**GIVEN INSTRUCTION**
Repeat all of the records verbatim.
----------
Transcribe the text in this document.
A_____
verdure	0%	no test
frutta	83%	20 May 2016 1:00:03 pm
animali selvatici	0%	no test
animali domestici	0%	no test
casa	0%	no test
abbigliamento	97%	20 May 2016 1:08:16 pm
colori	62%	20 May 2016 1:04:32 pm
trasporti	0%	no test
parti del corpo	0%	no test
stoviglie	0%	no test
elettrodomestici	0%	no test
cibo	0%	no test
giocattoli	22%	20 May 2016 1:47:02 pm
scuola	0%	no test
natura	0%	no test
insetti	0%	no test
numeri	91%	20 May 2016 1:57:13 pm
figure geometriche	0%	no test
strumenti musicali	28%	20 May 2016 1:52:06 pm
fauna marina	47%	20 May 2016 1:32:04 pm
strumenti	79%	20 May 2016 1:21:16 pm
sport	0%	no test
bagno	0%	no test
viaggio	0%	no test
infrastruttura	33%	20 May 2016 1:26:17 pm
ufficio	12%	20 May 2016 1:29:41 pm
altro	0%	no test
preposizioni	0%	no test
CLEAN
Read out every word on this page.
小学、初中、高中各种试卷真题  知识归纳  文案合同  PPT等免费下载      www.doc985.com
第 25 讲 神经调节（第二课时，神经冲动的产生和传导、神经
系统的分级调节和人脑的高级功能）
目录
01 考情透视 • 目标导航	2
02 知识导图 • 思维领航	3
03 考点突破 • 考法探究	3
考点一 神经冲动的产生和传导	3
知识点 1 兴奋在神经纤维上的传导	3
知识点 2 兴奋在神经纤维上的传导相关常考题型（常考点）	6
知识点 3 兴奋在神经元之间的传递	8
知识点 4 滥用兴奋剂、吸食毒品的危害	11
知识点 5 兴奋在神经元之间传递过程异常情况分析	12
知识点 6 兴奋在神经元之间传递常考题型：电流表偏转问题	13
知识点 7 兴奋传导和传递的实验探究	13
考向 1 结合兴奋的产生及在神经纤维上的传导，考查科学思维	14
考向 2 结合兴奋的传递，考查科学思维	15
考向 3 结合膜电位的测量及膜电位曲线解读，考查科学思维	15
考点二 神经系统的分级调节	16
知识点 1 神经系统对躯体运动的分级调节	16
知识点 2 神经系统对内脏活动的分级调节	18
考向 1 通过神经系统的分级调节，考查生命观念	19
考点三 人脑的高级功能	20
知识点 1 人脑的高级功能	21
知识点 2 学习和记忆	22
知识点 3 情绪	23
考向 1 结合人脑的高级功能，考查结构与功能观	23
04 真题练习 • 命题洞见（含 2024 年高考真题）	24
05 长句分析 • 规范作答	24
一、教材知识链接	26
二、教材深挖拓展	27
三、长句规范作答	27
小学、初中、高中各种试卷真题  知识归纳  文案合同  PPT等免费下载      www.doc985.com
----------
**SOLUTION FOR THIS TASK**
Transcribe the text in this document.
A_____
verdure	0%	no test
frutta	83%	20 May 2016 1:00:03 pm
animali selvatici	0%	no test
animali domestici	0%	no test
casa	0%	no test
abbigliamento	97%	20 May 2016 1:08:16 pm
colori	62%	20 May 2016 1:04:32 pm
trasporti	0%	no test
parti del corpo	0%	no test
stoviglie	0%	no test
elettrodomestici	0%	no test
cibo	0%	no test
giocattoli	22%	20 May 2016 1:47:02 pm
scuola	0%	no test
natura	0%	no test
insetti	0%	no test
numeri	91%	20 May 2016 1:57:13 pm
figure geometriche	0%	no test
strumenti musicali	28%	20 May 2016 1:52:06 pm
fauna marina	47%	20 May 2016 1:32:04 pm
strumenti	79%	20 May 2016 1:21:16 pm
sport	0%	no test
bagno	0%	no test
viaggio	0%	no test
infrastruttura	33%	20 May 2016 1:26:17 pm
ufficio	12%	20 May 2016 1:29:41 pm
altro	0%	no test
preposizioni	0%	no test
CLEAN
Read out every word on this page.
小学、初中、高中各种试卷真题  知识归纳  文案合同  PPT等免费下载      www.doc985.com
第 25 讲 神经调节（第二课时，神经冲动的产生和传导、神经
系统的分级调节和人脑的高级功能）
目录
01 考情透视 • 目标导航	2
02 知识导图 • 思维领航	3
03 考点突破 • 考法探究	3
考点一 神经冲动的产生和传导	3
知识点 1 兴奋在神经纤维上的传导	3
知识点 2 兴奋在神经纤维上的传导相关常考题型（常考点）	6
知识点 3 兴奋在神经元之间的传递	8
知识点 4 滥用兴奋剂、吸食毒品的危害	11
知识点 5 兴奋在神经元之间传递过程异常情况分析	12
知识点 6 兴奋在神经元之间传递常考题型：电流表偏转问题	13
知识点 7 兴奋传导和传递的实验探究	13
考向 1 结合兴奋的产生及在神经纤维上的传导，考查科学思维	14
考向 2 结合兴奋的传递，考查科学思维	15
考向 3 结合膜电位的测量及膜电位曲线解读，考查科学思维	15
考点二 神经系统的分级调节	16
知识点 1 神经系统对躯体运动的分级调节	16
知识点 2 神经系统对内脏活动的分级调节	18
考向 1 通过神经系统的分级调节，考查生命观念	19
考点三 人脑的高级功能	20
知识点 1 人脑的高级功能	21
知识点 2 学习和记忆	22
知识点 3 情绪	23
考向 1 结合人脑的高级功能，考查结构与功能观	23
04 真题练习 • 命题洞见（含 2024 年高考真题）	24
05 长句分析 • 规范作答	24
一、教材知识链接	26
二、教材深挖拓展	27
三、长句规范作答	27
小学、初中、高中各种试卷真题  知识归纳  文案合同  PPT等免费下载      www.doc985.com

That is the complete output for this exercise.